Records:
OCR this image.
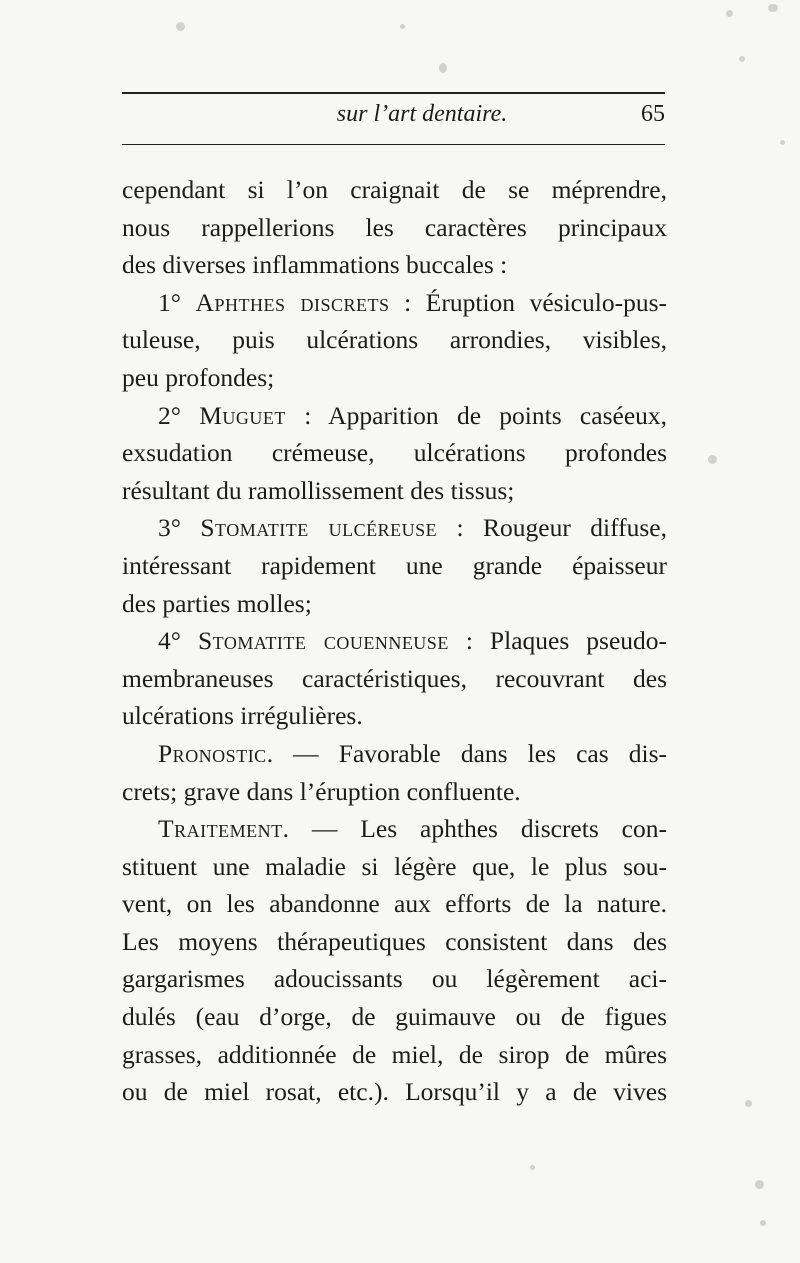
sur l’art dentaire.	65
cependant si l’on craignait de se méprendre,
nous rappellerions les caractères principaux
des diverses inflammations buccales :
1° Aphthes discrets : Éruption vésiculo-pus-
tuleuse, puis ulcérations arrondies, visibles,
peu profondes;
2° Muguet : Apparition de points caséeux,
exsudation crémeuse, ulcérations profondes
résultant du ramollissement des tissus;
3° Stomatite ulcéreuse : Rougeur diffuse,
intéressant rapidement une grande épaisseur
des parties molles;
4° Stomatite couenneuse : Plaques pseudo-
membraneuses caractéristiques, recouvrant des
ulcérations irrégulières.
Pronostic. — Favorable dans les cas dis-
crets; grave dans l’éruption confluente.
Traitement. — Les aphthes discrets con-
stituent une maladie si légère que, le plus sou-
vent, on les abandonne aux efforts de la nature.
Les moyens thérapeutiques consistent dans des
gargarismes adoucissants ou légèrement aci-
dulés (eau d’orge, de guimauve ou de figues
grasses, additionnée de miel, de sirop de mûres
ou de miel rosat, etc.). Lorsqu’il y a de vives
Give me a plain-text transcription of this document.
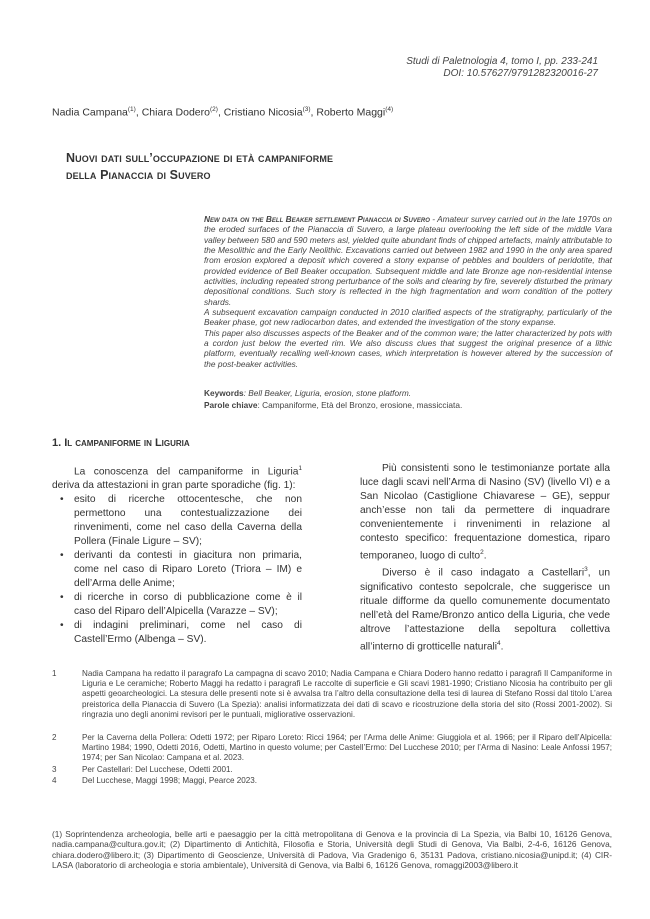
Studi di Paletnologia 4, tomo I, pp. 233-241
DOI: 10.57627/9791282320016-27
Nadia Campana$^{(1)}$, Chiara Dodero$^{(2)}$, Cristiano Nicosia$^{(3)}$, Roberto Maggi$^{(4)}$
Nuovi dati sull’occupazione di età campaniforme
della Pianaccia di Suvero

New data on the Bell Beaker settlement Pianaccia di Suvero - Amateur survey carried out in the late 1970s on the eroded surfaces of the Pianaccia di Suvero, a large plateau overlooking the left side of the middle Vara valley between 580 and 590 meters asl, yielded quite abundant finds of chipped artefacts, mainly attributable to the Mesolithic and the Early Neolithic. Excavations carried out between 1982 and 1990 in the only area spared from erosion explored a deposit which covered a stony expanse of pebbles and boulders of peridotite, that provided evidence of Bell Beaker occupation. Subsequent middle and late Bronze age non-residential intense activities, including repeated strong perturbance of the soils and clearing by fire, severely disturbed the primary depositional conditions. Such story is reflected in the high fragmentation and worn condition of the pottery shards.

A subsequent excavation campaign conducted in 2010 clarified aspects of the stratigraphy, particularly of the Beaker phase, got new radiocarbon dates, and extended the investigation of the stony expanse.

This paper also discusses aspects of the Beaker and of the common ware; the latter characterized by pots with a cordon just below the everted rim. We also discuss clues that suggest the original presence of a lithic platform, eventually recalling well-known cases, which interpretation is however altered by the succession of the post-beaker activities.

Keywords: Bell Beaker, Liguria, erosion, stone platform.
Parole chiave: Campaniforme, Età del Bronzo, erosione, massicciata.
1. Il campaniforme in Liguria

La conoscenza del campaniforme in Liguria$^1$ deriva da attestazioni in gran parte sporadiche (fig. 1):

• esito di ricerche ottocentesche, che non permettono una contestualizzazione dei rinvenimenti, come nel caso della Caverna della Pollera (Finale Ligure – SV);

• derivanti da contesti in giacitura non primaria, come nel caso di Riparo Loreto (Triora – IM) e dell’Arma delle Anime;

• di ricerche in corso di pubblicazione come è il caso del Riparo dell’Alpicella (Varazze – SV);

• di indagini preliminari, come nel caso di Castell’Ermo (Albenga – SV).

Più consistenti sono le testimonianze portate alla luce dagli scavi nell’Arma di Nasino (SV) (livello VI) e a San Nicolao (Castiglione Chiavarese – GE), seppur anch’esse non tali da permettere di inquadrare convenientemente i rinvenimenti in relazione al contesto specifico: frequentazione domestica, riparo temporaneo, luogo di culto$^2$.

Diverso è il caso indagato a Castellari$^3$, un significativo contesto sepolcrale, che suggerisce un rituale difforme da quello comunemente documentato nell’età del Rame/Bronzo antico della Liguria, che vede altrove l’attestazione della sepoltura collettiva all’interno di grotticelle naturali$^4$.

1	Nadia Campana ha redatto il paragrafo La campagna di scavo 2010; Nadia Campana e Chiara Dodero hanno redatto i paragrafi Il Campaniforme in Liguria e Le ceramiche; Roberto Maggi ha redatto i paragrafi Le raccolte di superficie e Gli scavi 1981-1990; Cristiano Nicosia ha contribuito per gli aspetti geoarcheologici. La stesura delle presenti note si è avvalsa tra l’altro della consultazione della tesi di laurea di Stefano Rossi dal titolo L’area preistorica della Pianaccia di Suvero (La Spezia): analisi informatizzata dei dati di scavo e ricostruzione della storia del sito (Rossi 2001-2002). Si ringrazia uno degli anonimi revisori per le puntuali, migliorative osservazioni.
2	Per la Caverna della Pollera: Odetti 1972; per Riparo Loreto: Ricci 1964; per l’Arma delle Anime: Giuggiola et al. 1966; per il Riparo dell’Alpicella: Martino 1984; 1990, Odetti 2016, Odetti, Martino in questo volume; per Castell’Ermo: Del Lucchese 2010; per l’Arma di Nasino: Leale Anfossi 1957; 1974; per San Nicolao: Campana et al. 2023.
3	Per Castellari: Del Lucchese, Odetti 2001.
4	Del Lucchese, Maggi 1998; Maggi, Pearce 2023.
(1) Soprintendenza archeologia, belle arti e paesaggio per la città metropolitana di Genova e la provincia di La Spezia, via Balbi 10, 16126 Genova, nadia.campana@cultura.gov.it; (2) Dipartimento di Antichità, Filosofia e Storia, Università degli Studi di Genova, Via Balbi, 2-4-6, 16126 Genova, chiara.dodero@libero.it; (3) Dipartimento di Geoscienze, Università di Padova, Via Gradenigo 6, 35131 Padova, cristiano.nicosia@unipd.it; (4) CIR-LASA (laboratorio di archeologia e storia ambientale), Università di Genova, via Balbi 6, 16126 Genova, romaggi2003@libero.it
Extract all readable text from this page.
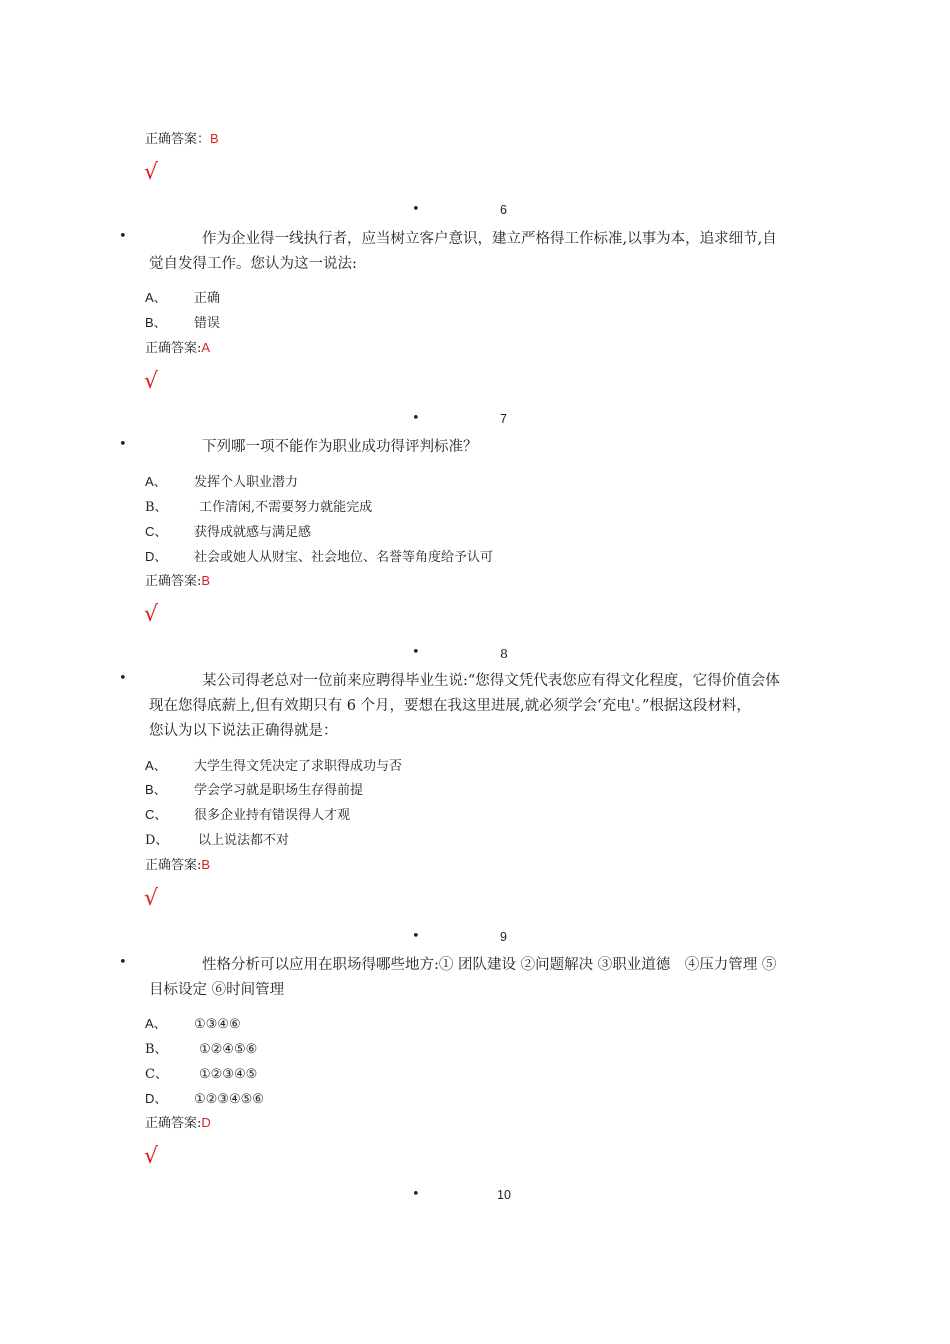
正确答案：B
√
•	6
•	作为企业得一线执行者，应当树立客户意识，建立严格得工作标准,以事为本，追求细节,自
觉自发得工作。您认为这一说法:
A、 正确
B、 错误
正确答案:A
√
•	7
•	下列哪一项不能作为职业成功得评判标准？
A、 发挥个人职业潜力
B、 工作清闲,不需要努力就能完成
C、 获得成就感与满足感
D、 社会或她人从财宝、社会地位、名誉等角度给予认可
正确答案:B
√
•	8
•	某公司得老总对一位前来应聘得毕业生说:“您得文凭代表您应有得文化程度，它得价值会体
现在您得底薪上,但有效期只有 6 个月，要想在我这里进展,就必须学会‘充电'。”根据这段材料，
您认为以下说法正确得就是：
A、 大学生得文凭决定了求职得成功与否
B、 学会学习就是职场生存得前提
C、 很多企业持有错误得人才观
D、 以上说法都不对
正确答案:B
√
•	9
•	性格分析可以应用在职场得哪些地方:① 团队建设 ②问题解决 ③职业道德　④压力管理 ⑤
目标设定 ⑥时间管理
A、 ①③④⑥
B、 ①②④⑤⑥
C、 ①②③④⑤
D、 ①②③④⑤⑥
正确答案:D
√
•	10
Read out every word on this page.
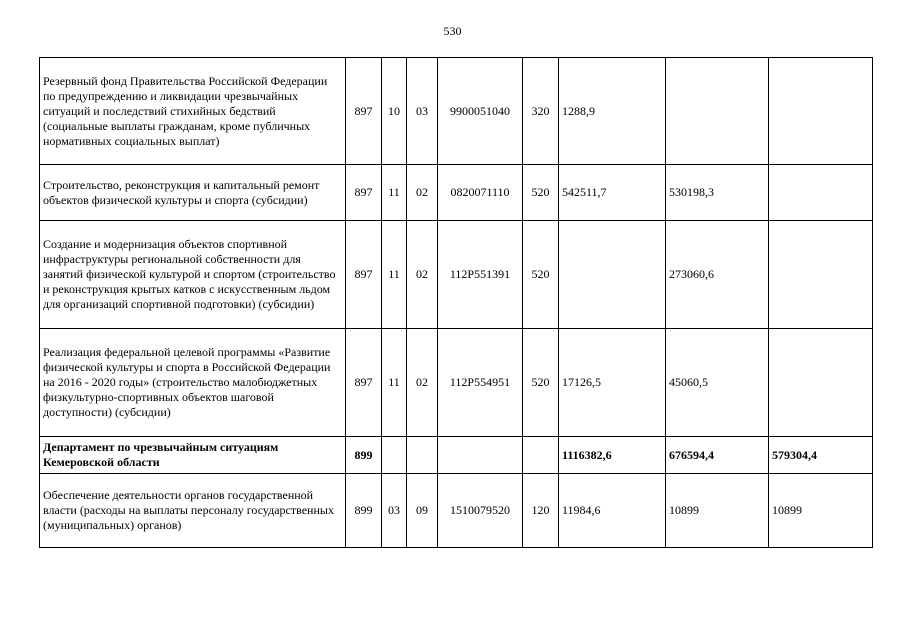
530
Резервный фонд Правительства Российской Федерации по предупреждению и ликвидации чрезвычайных ситуаций и последствий стихийных бедствий (социальные выплаты гражданам, кроме публичных нормативных социальных выплат)	897	10	03	9900051040	320	1288,9		
Строительство, реконструкция и капитальный ремонт объектов физической культуры и спорта (субсидии)	897	11	02	0820071110	520	542511,7	530198,3	
Создание и модернизация объектов спортивной инфраструктуры региональной собственности для занятий физической культурой и спортом (строительство и реконструкция крытых катков с искусственным льдом для организаций спортивной подготовки) (субсидии)	897	11	02	112P551391	520		273060,6	
Реализация федеральной целевой программы «Развитие физической культуры и спорта в Российской Федерации на 2016 - 2020 годы» (строительство малобюджетных физкультурно-спортивных объектов шаговой доступности) (субсидии)	897	11	02	112P554951	520	17126,5	45060,5	
Департамент по чрезвычайным ситуациям Кемеровской области	899					1116382,6	676594,4	579304,4
Обеспечение деятельности органов государственной власти (расходы на выплаты персоналу государственных (муниципальных) органов)	899	03	09	1510079520	120	11984,6	10899	10899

Exercise goal: Show every line above in which the word "dans" occurs.

Response below:
Pronostic. — Favorable dans les cas dis-
crets; grave dans l’éruption confluente.
Les moyens thérapeutiques consistent dans des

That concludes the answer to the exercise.